Written request
Quote, without change, all of the lines that follow.
====
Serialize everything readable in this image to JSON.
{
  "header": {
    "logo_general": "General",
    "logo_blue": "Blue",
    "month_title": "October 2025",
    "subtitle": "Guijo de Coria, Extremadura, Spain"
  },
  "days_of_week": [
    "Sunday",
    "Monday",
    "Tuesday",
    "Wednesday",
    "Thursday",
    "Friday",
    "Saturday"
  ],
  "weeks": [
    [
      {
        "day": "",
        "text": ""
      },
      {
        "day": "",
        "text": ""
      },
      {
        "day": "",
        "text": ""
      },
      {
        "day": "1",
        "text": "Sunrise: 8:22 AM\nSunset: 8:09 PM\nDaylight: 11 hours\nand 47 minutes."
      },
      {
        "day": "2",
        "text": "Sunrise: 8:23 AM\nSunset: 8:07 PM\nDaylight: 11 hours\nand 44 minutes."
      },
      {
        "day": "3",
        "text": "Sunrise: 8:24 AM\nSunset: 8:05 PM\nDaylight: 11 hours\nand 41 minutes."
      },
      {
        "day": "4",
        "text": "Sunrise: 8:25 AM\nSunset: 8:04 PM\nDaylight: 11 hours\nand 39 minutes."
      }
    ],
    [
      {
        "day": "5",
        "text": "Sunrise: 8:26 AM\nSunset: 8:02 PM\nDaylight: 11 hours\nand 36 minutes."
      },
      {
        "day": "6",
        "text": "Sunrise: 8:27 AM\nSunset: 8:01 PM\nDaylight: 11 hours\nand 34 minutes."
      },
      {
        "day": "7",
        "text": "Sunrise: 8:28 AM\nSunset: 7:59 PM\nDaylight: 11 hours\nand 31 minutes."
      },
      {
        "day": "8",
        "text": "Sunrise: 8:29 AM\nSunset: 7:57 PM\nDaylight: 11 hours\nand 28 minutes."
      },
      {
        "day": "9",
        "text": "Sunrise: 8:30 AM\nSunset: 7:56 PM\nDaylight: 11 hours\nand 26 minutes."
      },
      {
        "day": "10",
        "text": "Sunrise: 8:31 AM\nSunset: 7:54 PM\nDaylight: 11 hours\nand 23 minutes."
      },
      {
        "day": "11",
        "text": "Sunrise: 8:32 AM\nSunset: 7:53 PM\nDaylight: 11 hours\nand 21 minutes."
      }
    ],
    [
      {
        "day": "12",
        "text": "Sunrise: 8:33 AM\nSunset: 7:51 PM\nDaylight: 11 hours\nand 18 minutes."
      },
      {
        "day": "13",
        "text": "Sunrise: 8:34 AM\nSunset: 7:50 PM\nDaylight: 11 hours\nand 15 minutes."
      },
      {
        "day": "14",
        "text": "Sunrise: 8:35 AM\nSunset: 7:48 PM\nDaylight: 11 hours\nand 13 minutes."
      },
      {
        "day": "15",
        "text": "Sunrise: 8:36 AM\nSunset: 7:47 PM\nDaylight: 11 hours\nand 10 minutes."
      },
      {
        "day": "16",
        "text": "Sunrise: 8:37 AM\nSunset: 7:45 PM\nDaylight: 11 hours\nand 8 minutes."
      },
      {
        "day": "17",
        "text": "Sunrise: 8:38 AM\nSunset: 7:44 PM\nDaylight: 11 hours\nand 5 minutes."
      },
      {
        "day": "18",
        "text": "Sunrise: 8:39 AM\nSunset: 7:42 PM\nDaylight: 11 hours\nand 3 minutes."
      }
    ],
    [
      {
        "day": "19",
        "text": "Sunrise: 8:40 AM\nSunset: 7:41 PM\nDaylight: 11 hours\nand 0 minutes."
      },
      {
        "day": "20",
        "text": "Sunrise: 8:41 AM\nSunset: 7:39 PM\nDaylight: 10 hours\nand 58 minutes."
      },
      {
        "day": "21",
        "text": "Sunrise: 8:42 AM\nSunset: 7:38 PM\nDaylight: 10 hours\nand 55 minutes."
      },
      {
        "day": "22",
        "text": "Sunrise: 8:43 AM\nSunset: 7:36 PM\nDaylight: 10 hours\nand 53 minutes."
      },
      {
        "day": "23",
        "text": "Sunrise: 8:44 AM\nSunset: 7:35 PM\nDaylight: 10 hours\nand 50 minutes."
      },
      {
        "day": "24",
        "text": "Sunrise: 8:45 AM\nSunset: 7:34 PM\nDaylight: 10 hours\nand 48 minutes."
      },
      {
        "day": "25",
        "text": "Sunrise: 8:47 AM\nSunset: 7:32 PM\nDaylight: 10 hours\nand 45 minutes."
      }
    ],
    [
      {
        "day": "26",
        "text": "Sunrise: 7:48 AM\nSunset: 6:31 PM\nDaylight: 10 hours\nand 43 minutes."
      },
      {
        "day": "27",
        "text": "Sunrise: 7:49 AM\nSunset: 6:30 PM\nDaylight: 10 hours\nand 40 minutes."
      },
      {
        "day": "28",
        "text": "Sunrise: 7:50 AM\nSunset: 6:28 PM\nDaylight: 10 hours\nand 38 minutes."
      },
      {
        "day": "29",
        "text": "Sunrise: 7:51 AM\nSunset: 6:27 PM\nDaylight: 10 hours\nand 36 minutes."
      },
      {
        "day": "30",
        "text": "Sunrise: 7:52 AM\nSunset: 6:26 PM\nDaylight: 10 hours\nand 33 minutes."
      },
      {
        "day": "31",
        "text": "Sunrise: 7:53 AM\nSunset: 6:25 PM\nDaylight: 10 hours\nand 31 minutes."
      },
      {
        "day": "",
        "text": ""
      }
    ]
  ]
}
====
Task answer
Serialize everything readable in this image to JSON.
{
  "header": {
    "logo_general": "General",
    "logo_blue": "Blue",
    "month_title": "October 2025",
    "subtitle": "Guijo de Coria, Extremadura, Spain"
  },
  "days_of_week": [
    "Sunday",
    "Monday",
    "Tuesday",
    "Wednesday",
    "Thursday",
    "Friday",
    "Saturday"
  ],
  "weeks": [
    [
      {
        "day": "",
        "text": ""
      },
      {
        "day": "",
        "text": ""
      },
      {
        "day": "",
        "text": ""
      },
      {
        "day": "1",
        "text": "Sunrise: 8:22 AM\nSunset: 8:09 PM\nDaylight: 11 hours\nand 47 minutes."
      },
      {
        "day": "2",
        "text": "Sunrise: 8:23 AM\nSunset: 8:07 PM\nDaylight: 11 hours\nand 44 minutes."
      },
      {
        "day": "3",
        "text": "Sunrise: 8:24 AM\nSunset: 8:05 PM\nDaylight: 11 hours\nand 41 minutes."
      },
      {
        "day": "4",
        "text": "Sunrise: 8:25 AM\nSunset: 8:04 PM\nDaylight: 11 hours\nand 39 minutes."
      }
    ],
    [
      {
        "day": "5",
        "text": "Sunrise: 8:26 AM\nSunset: 8:02 PM\nDaylight: 11 hours\nand 36 minutes."
      },
      {
        "day": "6",
        "text": "Sunrise: 8:27 AM\nSunset: 8:01 PM\nDaylight: 11 hours\nand 34 minutes."
      },
      {
        "day": "7",
        "text": "Sunrise: 8:28 AM\nSunset: 7:59 PM\nDaylight: 11 hours\nand 31 minutes."
      },
      {
        "day": "8",
        "text": "Sunrise: 8:29 AM\nSunset: 7:57 PM\nDaylight: 11 hours\nand 28 minutes."
      },
      {
        "day": "9",
        "text": "Sunrise: 8:30 AM\nSunset: 7:56 PM\nDaylight: 11 hours\nand 26 minutes."
      },
      {
        "day": "10",
        "text": "Sunrise: 8:31 AM\nSunset: 7:54 PM\nDaylight: 11 hours\nand 23 minutes."
      },
      {
        "day": "11",
        "text": "Sunrise: 8:32 AM\nSunset: 7:53 PM\nDaylight: 11 hours\nand 21 minutes."
      }
    ],
    [
      {
        "day": "12",
        "text": "Sunrise: 8:33 AM\nSunset: 7:51 PM\nDaylight: 11 hours\nand 18 minutes."
      },
      {
        "day": "13",
        "text": "Sunrise: 8:34 AM\nSunset: 7:50 PM\nDaylight: 11 hours\nand 15 minutes."
      },
      {
        "day": "14",
        "text": "Sunrise: 8:35 AM\nSunset: 7:48 PM\nDaylight: 11 hours\nand 13 minutes."
      },
      {
        "day": "15",
        "text": "Sunrise: 8:36 AM\nSunset: 7:47 PM\nDaylight: 11 hours\nand 10 minutes."
      },
      {
        "day": "16",
        "text": "Sunrise: 8:37 AM\nSunset: 7:45 PM\nDaylight: 11 hours\nand 8 minutes."
      },
      {
        "day": "17",
        "text": "Sunrise: 8:38 AM\nSunset: 7:44 PM\nDaylight: 11 hours\nand 5 minutes."
      },
      {
        "day": "18",
        "text": "Sunrise: 8:39 AM\nSunset: 7:42 PM\nDaylight: 11 hours\nand 3 minutes."
      }
    ],
    [
      {
        "day": "19",
        "text": "Sunrise: 8:40 AM\nSunset: 7:41 PM\nDaylight: 11 hours\nand 0 minutes."
      },
      {
        "day": "20",
        "text": "Sunrise: 8:41 AM\nSunset: 7:39 PM\nDaylight: 10 hours\nand 58 minutes."
      },
      {
        "day": "21",
        "text": "Sunrise: 8:42 AM\nSunset: 7:38 PM\nDaylight: 10 hours\nand 55 minutes."
      },
      {
        "day": "22",
        "text": "Sunrise: 8:43 AM\nSunset: 7:36 PM\nDaylight: 10 hours\nand 53 minutes."
      },
      {
        "day": "23",
        "text": "Sunrise: 8:44 AM\nSunset: 7:35 PM\nDaylight: 10 hours\nand 50 minutes."
      },
      {
        "day": "24",
        "text": "Sunrise: 8:45 AM\nSunset: 7:34 PM\nDaylight: 10 hours\nand 48 minutes."
      },
      {
        "day": "25",
        "text": "Sunrise: 8:47 AM\nSunset: 7:32 PM\nDaylight: 10 hours\nand 45 minutes."
      }
    ],
    [
      {
        "day": "26",
        "text": "Sunrise: 7:48 AM\nSunset: 6:31 PM\nDaylight: 10 hours\nand 43 minutes."
      },
      {
        "day": "27",
        "text": "Sunrise: 7:49 AM\nSunset: 6:30 PM\nDaylight: 10 hours\nand 40 minutes."
      },
      {
        "day": "28",
        "text": "Sunrise: 7:50 AM\nSunset: 6:28 PM\nDaylight: 10 hours\nand 38 minutes."
      },
      {
        "day": "29",
        "text": "Sunrise: 7:51 AM\nSunset: 6:27 PM\nDaylight: 10 hours\nand 36 minutes."
      },
      {
        "day": "30",
        "text": "Sunrise: 7:52 AM\nSunset: 6:26 PM\nDaylight: 10 hours\nand 33 minutes."
      },
      {
        "day": "31",
        "text": "Sunrise: 7:53 AM\nSunset: 6:25 PM\nDaylight: 10 hours\nand 31 minutes."
      },
      {
        "day": "",
        "text": ""
      }
    ]
  ]
}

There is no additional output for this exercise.